[YOUR GOAL]
Restate each line of the listing exactly, without carrying over any pictures.
#### SUPPLIED ENTRIES
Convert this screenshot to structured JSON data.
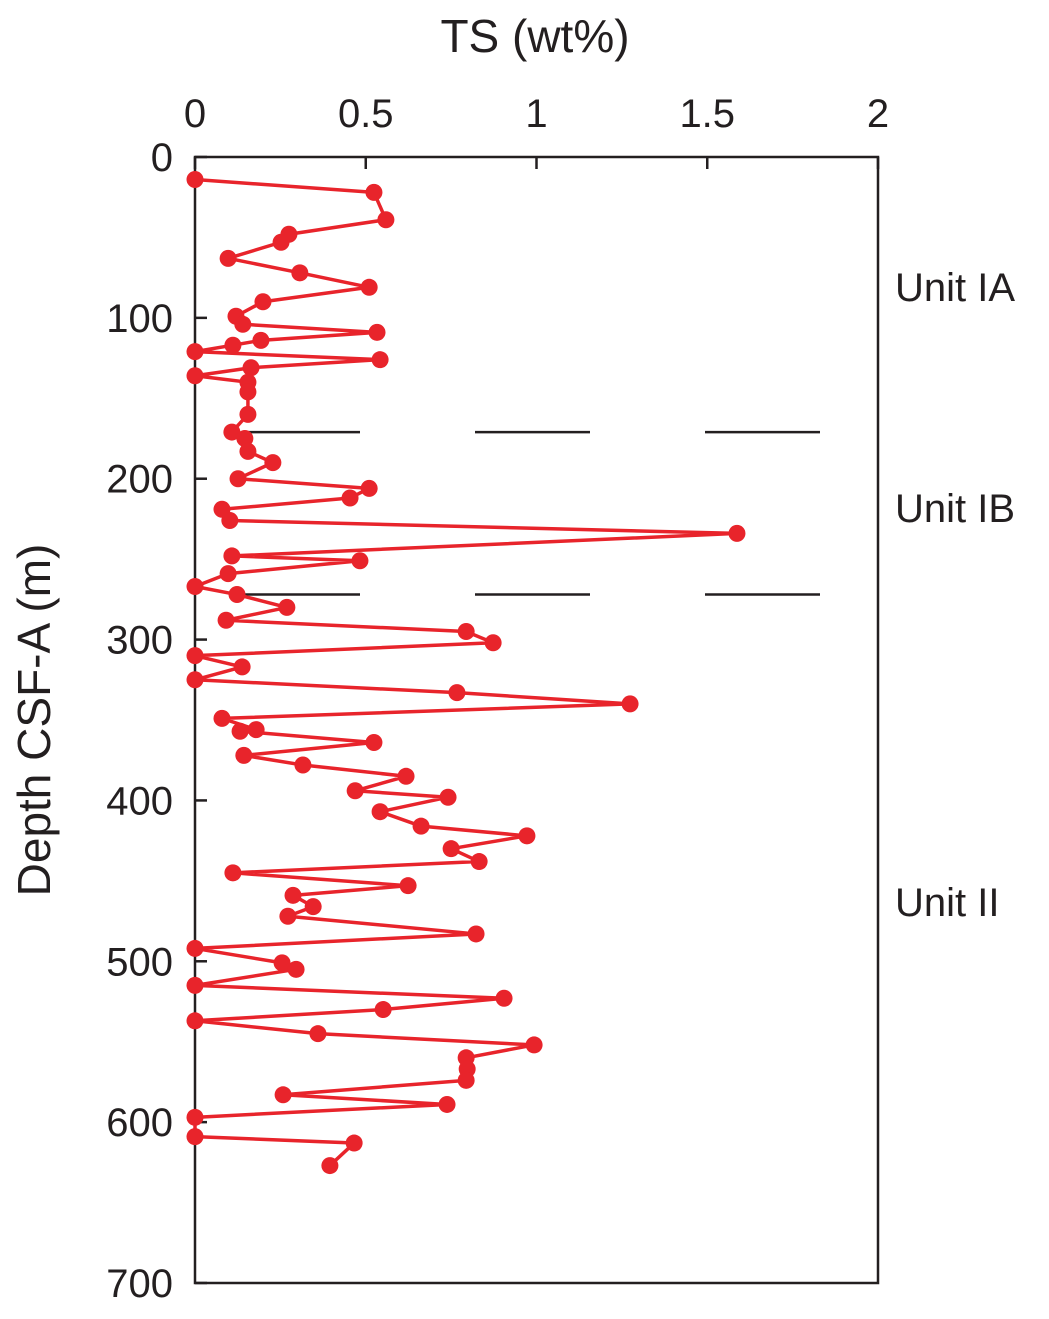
{
  "chart_data": {
    "type": "line",
    "title": "TS (wt%)",
    "ylabel": "Depth CSF-A (m)",
    "xlim": [
      0,
      2
    ],
    "xticks": [
      0,
      0.5,
      1,
      1.5,
      2
    ],
    "ylim": [
      0,
      700
    ],
    "yticks": [
      0,
      100,
      200,
      300,
      400,
      500,
      600,
      700
    ],
    "y_inverted": true,
    "color": "#e8242b",
    "x": [
      0,
      0.524,
      0.559,
      0.275,
      0.252,
      0.097,
      0.307,
      0.51,
      0.199,
      0.12,
      0.14,
      0.533,
      0.193,
      0.111,
      0,
      0.542,
      0.164,
      0,
      0.155,
      0.155,
      0.155,
      0.108,
      0.146,
      0.155,
      0.228,
      0.126,
      0.51,
      0.454,
      0.079,
      0.102,
      1.587,
      0.108,
      0.483,
      0.097,
      0,
      0.123,
      0.269,
      0.091,
      0.794,
      0.873,
      0,
      0.138,
      0,
      0.767,
      1.274,
      0.079,
      0.179,
      0.132,
      0.524,
      0.143,
      0.316,
      0.618,
      0.469,
      0.741,
      0.542,
      0.662,
      0.972,
      0.75,
      0.832,
      0.111,
      0.624,
      0.287,
      0.346,
      0.272,
      0.823,
      0,
      0.255,
      0.296,
      0,
      0.905,
      0.551,
      0,
      0.36,
      0.993,
      0.794,
      0.797,
      0.794,
      0.258,
      0.738,
      0,
      0,
      0.466,
      0.395
    ],
    "values": [
      14,
      22,
      39,
      48,
      53,
      63,
      72,
      81,
      90,
      99,
      104,
      109,
      114,
      117,
      121,
      126,
      131,
      136,
      140,
      146,
      160,
      171,
      175,
      183,
      190,
      200,
      206,
      212,
      219,
      226,
      234,
      248,
      251,
      259,
      267,
      272,
      280,
      288,
      295,
      302,
      310,
      317,
      325,
      333,
      340,
      349,
      356,
      357,
      364,
      372,
      378,
      385,
      394,
      398,
      407,
      416,
      422,
      430,
      438,
      445,
      453,
      459,
      466,
      472,
      483,
      492,
      501,
      505,
      515,
      523,
      530,
      537,
      545,
      552,
      560,
      567,
      574,
      583,
      589,
      597,
      609,
      613,
      627
    ],
    "boundaries": [
      171,
      272
    ],
    "units": [
      "Unit IA",
      "Unit IB",
      "Unit II"
    ]
  }
}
########
[WRITTEN REPLY]
Convert this screenshot to structured JSON data.
{
  "chart_data": {
    "type": "line",
    "title": "TS (wt%)",
    "ylabel": "Depth CSF-A (m)",
    "xlim": [
      0,
      2
    ],
    "xticks": [
      0,
      0.5,
      1,
      1.5,
      2
    ],
    "ylim": [
      0,
      700
    ],
    "yticks": [
      0,
      100,
      200,
      300,
      400,
      500,
      600,
      700
    ],
    "y_inverted": true,
    "color": "#e8242b",
    "x": [
      0,
      0.524,
      0.559,
      0.275,
      0.252,
      0.097,
      0.307,
      0.51,
      0.199,
      0.12,
      0.14,
      0.533,
      0.193,
      0.111,
      0,
      0.542,
      0.164,
      0,
      0.155,
      0.155,
      0.155,
      0.108,
      0.146,
      0.155,
      0.228,
      0.126,
      0.51,
      0.454,
      0.079,
      0.102,
      1.587,
      0.108,
      0.483,
      0.097,
      0,
      0.123,
      0.269,
      0.091,
      0.794,
      0.873,
      0,
      0.138,
      0,
      0.767,
      1.274,
      0.079,
      0.179,
      0.132,
      0.524,
      0.143,
      0.316,
      0.618,
      0.469,
      0.741,
      0.542,
      0.662,
      0.972,
      0.75,
      0.832,
      0.111,
      0.624,
      0.287,
      0.346,
      0.272,
      0.823,
      0,
      0.255,
      0.296,
      0,
      0.905,
      0.551,
      0,
      0.36,
      0.993,
      0.794,
      0.797,
      0.794,
      0.258,
      0.738,
      0,
      0,
      0.466,
      0.395
    ],
    "values": [
      14,
      22,
      39,
      48,
      53,
      63,
      72,
      81,
      90,
      99,
      104,
      109,
      114,
      117,
      121,
      126,
      131,
      136,
      140,
      146,
      160,
      171,
      175,
      183,
      190,
      200,
      206,
      212,
      219,
      226,
      234,
      248,
      251,
      259,
      267,
      272,
      280,
      288,
      295,
      302,
      310,
      317,
      325,
      333,
      340,
      349,
      356,
      357,
      364,
      372,
      378,
      385,
      394,
      398,
      407,
      416,
      422,
      430,
      438,
      445,
      453,
      459,
      466,
      472,
      483,
      492,
      501,
      505,
      515,
      523,
      530,
      537,
      545,
      552,
      560,
      567,
      574,
      583,
      589,
      597,
      609,
      613,
      627
    ],
    "boundaries": [
      171,
      272
    ],
    "units": [
      "Unit IA",
      "Unit IB",
      "Unit II"
    ]
  }
}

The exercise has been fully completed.